(Figure contents as structured data)
----------------
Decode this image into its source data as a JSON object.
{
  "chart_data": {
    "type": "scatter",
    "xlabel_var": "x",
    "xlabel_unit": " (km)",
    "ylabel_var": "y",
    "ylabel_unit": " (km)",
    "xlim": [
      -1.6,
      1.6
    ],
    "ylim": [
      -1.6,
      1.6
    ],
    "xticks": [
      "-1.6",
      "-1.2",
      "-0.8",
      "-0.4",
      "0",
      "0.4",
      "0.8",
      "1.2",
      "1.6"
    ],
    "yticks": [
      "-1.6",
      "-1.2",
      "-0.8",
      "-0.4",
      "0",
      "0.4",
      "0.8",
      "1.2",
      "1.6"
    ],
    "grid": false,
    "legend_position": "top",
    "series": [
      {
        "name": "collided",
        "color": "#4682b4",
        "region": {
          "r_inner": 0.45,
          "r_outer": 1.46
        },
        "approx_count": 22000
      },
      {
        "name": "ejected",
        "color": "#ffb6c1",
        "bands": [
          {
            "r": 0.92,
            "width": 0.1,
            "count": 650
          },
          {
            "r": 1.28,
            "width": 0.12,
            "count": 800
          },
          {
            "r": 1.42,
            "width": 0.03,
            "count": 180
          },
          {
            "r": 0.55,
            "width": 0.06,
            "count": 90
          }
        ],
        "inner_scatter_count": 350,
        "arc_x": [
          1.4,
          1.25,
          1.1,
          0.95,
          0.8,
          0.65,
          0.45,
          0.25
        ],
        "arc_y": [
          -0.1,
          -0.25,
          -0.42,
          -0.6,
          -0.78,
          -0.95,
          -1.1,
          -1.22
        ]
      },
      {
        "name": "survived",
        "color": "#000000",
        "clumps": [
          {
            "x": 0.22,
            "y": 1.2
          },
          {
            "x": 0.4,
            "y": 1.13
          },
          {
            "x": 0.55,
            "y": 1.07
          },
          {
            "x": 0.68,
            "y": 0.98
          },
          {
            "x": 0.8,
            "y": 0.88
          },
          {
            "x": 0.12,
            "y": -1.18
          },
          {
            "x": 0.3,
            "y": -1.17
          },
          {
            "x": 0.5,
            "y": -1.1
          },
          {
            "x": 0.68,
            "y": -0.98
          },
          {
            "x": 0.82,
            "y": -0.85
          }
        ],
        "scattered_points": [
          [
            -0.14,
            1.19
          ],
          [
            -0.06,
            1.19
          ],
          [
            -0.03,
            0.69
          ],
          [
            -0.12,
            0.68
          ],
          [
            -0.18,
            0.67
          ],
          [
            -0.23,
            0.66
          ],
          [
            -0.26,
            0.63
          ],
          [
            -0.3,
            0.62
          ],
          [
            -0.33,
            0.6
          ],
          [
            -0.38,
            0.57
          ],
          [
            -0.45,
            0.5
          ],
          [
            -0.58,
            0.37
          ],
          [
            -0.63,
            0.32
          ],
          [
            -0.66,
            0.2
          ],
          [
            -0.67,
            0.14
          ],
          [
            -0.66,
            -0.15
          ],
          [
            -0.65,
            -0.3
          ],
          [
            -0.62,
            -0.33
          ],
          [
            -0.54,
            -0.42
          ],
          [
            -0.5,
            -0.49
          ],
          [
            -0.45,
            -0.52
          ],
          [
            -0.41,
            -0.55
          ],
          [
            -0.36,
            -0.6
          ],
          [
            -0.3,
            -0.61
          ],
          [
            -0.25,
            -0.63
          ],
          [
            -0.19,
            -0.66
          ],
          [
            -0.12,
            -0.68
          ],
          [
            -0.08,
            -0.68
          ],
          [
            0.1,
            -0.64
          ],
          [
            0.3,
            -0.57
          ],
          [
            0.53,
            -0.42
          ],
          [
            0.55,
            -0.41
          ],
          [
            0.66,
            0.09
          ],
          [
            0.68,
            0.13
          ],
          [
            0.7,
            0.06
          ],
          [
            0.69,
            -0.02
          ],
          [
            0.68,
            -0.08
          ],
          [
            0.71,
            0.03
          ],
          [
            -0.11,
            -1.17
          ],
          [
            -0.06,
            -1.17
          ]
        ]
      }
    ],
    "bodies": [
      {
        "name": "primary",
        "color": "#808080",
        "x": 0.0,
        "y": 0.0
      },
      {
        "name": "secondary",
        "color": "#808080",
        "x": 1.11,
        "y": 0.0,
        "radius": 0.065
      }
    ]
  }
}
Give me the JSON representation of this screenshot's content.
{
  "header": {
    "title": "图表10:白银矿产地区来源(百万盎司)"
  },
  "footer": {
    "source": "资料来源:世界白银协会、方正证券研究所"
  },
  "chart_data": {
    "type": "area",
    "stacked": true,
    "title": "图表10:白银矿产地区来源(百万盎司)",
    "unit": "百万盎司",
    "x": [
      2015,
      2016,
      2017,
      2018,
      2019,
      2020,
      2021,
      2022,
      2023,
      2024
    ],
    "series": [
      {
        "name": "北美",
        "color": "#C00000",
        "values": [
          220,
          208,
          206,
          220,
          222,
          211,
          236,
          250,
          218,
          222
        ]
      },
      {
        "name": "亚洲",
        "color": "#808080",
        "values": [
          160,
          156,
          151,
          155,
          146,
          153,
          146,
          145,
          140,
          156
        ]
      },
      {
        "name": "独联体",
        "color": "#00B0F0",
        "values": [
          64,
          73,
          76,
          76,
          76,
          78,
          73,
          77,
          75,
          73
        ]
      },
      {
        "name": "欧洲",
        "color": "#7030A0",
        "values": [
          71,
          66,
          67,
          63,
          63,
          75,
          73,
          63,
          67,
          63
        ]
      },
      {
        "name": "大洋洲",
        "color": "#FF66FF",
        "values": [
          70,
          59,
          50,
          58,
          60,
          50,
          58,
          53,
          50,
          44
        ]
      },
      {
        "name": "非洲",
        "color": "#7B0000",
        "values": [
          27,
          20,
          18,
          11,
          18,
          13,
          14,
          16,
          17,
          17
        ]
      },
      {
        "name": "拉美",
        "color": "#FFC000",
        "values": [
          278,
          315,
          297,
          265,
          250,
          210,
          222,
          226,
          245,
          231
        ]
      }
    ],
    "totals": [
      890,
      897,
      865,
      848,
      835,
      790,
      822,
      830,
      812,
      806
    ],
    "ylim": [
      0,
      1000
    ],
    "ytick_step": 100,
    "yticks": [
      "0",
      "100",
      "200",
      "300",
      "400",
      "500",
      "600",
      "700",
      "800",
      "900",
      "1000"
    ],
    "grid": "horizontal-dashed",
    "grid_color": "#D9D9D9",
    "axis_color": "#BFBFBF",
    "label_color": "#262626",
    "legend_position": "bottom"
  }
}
----------------
§ **SHORT PROBLEM**
Each entry above needs to be retyped exactly.

§ **EXERCISE RESULT**
Decode this image into its source data as a JSON object.
{
  "chart_data": {
    "type": "scatter",
    "xlabel_var": "x",
    "xlabel_unit": " (km)",
    "ylabel_var": "y",
    "ylabel_unit": " (km)",
    "xlim": [
      -1.6,
      1.6
    ],
    "ylim": [
      -1.6,
      1.6
    ],
    "xticks": [
      "-1.6",
      "-1.2",
      "-0.8",
      "-0.4",
      "0",
      "0.4",
      "0.8",
      "1.2",
      "1.6"
    ],
    "yticks": [
      "-1.6",
      "-1.2",
      "-0.8",
      "-0.4",
      "0",
      "0.4",
      "0.8",
      "1.2",
      "1.6"
    ],
    "grid": false,
    "legend_position": "top",
    "series": [
      {
        "name": "collided",
        "color": "#4682b4",
        "region": {
          "r_inner": 0.45,
          "r_outer": 1.46
        },
        "approx_count": 22000
      },
      {
        "name": "ejected",
        "color": "#ffb6c1",
        "bands": [
          {
            "r": 0.92,
            "width": 0.1,
            "count": 650
          },
          {
            "r": 1.28,
            "width": 0.12,
            "count": 800
          },
          {
            "r": 1.42,
            "width": 0.03,
            "count": 180
          },
          {
            "r": 0.55,
            "width": 0.06,
            "count": 90
          }
        ],
        "inner_scatter_count": 350,
        "arc_x": [
          1.4,
          1.25,
          1.1,
          0.95,
          0.8,
          0.65,
          0.45,
          0.25
        ],
        "arc_y": [
          -0.1,
          -0.25,
          -0.42,
          -0.6,
          -0.78,
          -0.95,
          -1.1,
          -1.22
        ]
      },
      {
        "name": "survived",
        "color": "#000000",
        "clumps": [
          {
            "x": 0.22,
            "y": 1.2
          },
          {
            "x": 0.4,
            "y": 1.13
          },
          {
            "x": 0.55,
            "y": 1.07
          },
          {
            "x": 0.68,
            "y": 0.98
          },
          {
            "x": 0.8,
            "y": 0.88
          },
          {
            "x": 0.12,
            "y": -1.18
          },
          {
            "x": 0.3,
            "y": -1.17
          },
          {
            "x": 0.5,
            "y": -1.1
          },
          {
            "x": 0.68,
            "y": -0.98
          },
          {
            "x": 0.82,
            "y": -0.85
          }
        ],
        "scattered_points": [
          [
            -0.14,
            1.19
          ],
          [
            -0.06,
            1.19
          ],
          [
            -0.03,
            0.69
          ],
          [
            -0.12,
            0.68
          ],
          [
            -0.18,
            0.67
          ],
          [
            -0.23,
            0.66
          ],
          [
            -0.26,
            0.63
          ],
          [
            -0.3,
            0.62
          ],
          [
            -0.33,
            0.6
          ],
          [
            -0.38,
            0.57
          ],
          [
            -0.45,
            0.5
          ],
          [
            -0.58,
            0.37
          ],
          [
            -0.63,
            0.32
          ],
          [
            -0.66,
            0.2
          ],
          [
            -0.67,
            0.14
          ],
          [
            -0.66,
            -0.15
          ],
          [
            -0.65,
            -0.3
          ],
          [
            -0.62,
            -0.33
          ],
          [
            -0.54,
            -0.42
          ],
          [
            -0.5,
            -0.49
          ],
          [
            -0.45,
            -0.52
          ],
          [
            -0.41,
            -0.55
          ],
          [
            -0.36,
            -0.6
          ],
          [
            -0.3,
            -0.61
          ],
          [
            -0.25,
            -0.63
          ],
          [
            -0.19,
            -0.66
          ],
          [
            -0.12,
            -0.68
          ],
          [
            -0.08,
            -0.68
          ],
          [
            0.1,
            -0.64
          ],
          [
            0.3,
            -0.57
          ],
          [
            0.53,
            -0.42
          ],
          [
            0.55,
            -0.41
          ],
          [
            0.66,
            0.09
          ],
          [
            0.68,
            0.13
          ],
          [
            0.7,
            0.06
          ],
          [
            0.69,
            -0.02
          ],
          [
            0.68,
            -0.08
          ],
          [
            0.71,
            0.03
          ],
          [
            -0.11,
            -1.17
          ],
          [
            -0.06,
            -1.17
          ]
        ]
      }
    ],
    "bodies": [
      {
        "name": "primary",
        "color": "#808080",
        "x": 0.0,
        "y": 0.0
      },
      {
        "name": "secondary",
        "color": "#808080",
        "x": 1.11,
        "y": 0.0,
        "radius": 0.065
      }
    ]
  }
}
Give me the JSON representation of this screenshot's content.
{
  "header": {
    "title": "图表10:白银矿产地区来源(百万盎司)"
  },
  "footer": {
    "source": "资料来源:世界白银协会、方正证券研究所"
  },
  "chart_data": {
    "type": "area",
    "stacked": true,
    "title": "图表10:白银矿产地区来源(百万盎司)",
    "unit": "百万盎司",
    "x": [
      2015,
      2016,
      2017,
      2018,
      2019,
      2020,
      2021,
      2022,
      2023,
      2024
    ],
    "series": [
      {
        "name": "北美",
        "color": "#C00000",
        "values": [
          220,
          208,
          206,
          220,
          222,
          211,
          236,
          250,
          218,
          222
        ]
      },
      {
        "name": "亚洲",
        "color": "#808080",
        "values": [
          160,
          156,
          151,
          155,
          146,
          153,
          146,
          145,
          140,
          156
        ]
      },
      {
        "name": "独联体",
        "color": "#00B0F0",
        "values": [
          64,
          73,
          76,
          76,
          76,
          78,
          73,
          77,
          75,
          73
        ]
      },
      {
        "name": "欧洲",
        "color": "#7030A0",
        "values": [
          71,
          66,
          67,
          63,
          63,
          75,
          73,
          63,
          67,
          63
        ]
      },
      {
        "name": "大洋洲",
        "color": "#FF66FF",
        "values": [
          70,
          59,
          50,
          58,
          60,
          50,
          58,
          53,
          50,
          44
        ]
      },
      {
        "name": "非洲",
        "color": "#7B0000",
        "values": [
          27,
          20,
          18,
          11,
          18,
          13,
          14,
          16,
          17,
          17
        ]
      },
      {
        "name": "拉美",
        "color": "#FFC000",
        "values": [
          278,
          315,
          297,
          265,
          250,
          210,
          222,
          226,
          245,
          231
        ]
      }
    ],
    "totals": [
      890,
      897,
      865,
      848,
      835,
      790,
      822,
      830,
      812,
      806
    ],
    "ylim": [
      0,
      1000
    ],
    "ytick_step": 100,
    "yticks": [
      "0",
      "100",
      "200",
      "300",
      "400",
      "500",
      "600",
      "700",
      "800",
      "900",
      "1000"
    ],
    "grid": "horizontal-dashed",
    "grid_color": "#D9D9D9",
    "axis_color": "#BFBFBF",
    "label_color": "#262626",
    "legend_position": "bottom"
  }
}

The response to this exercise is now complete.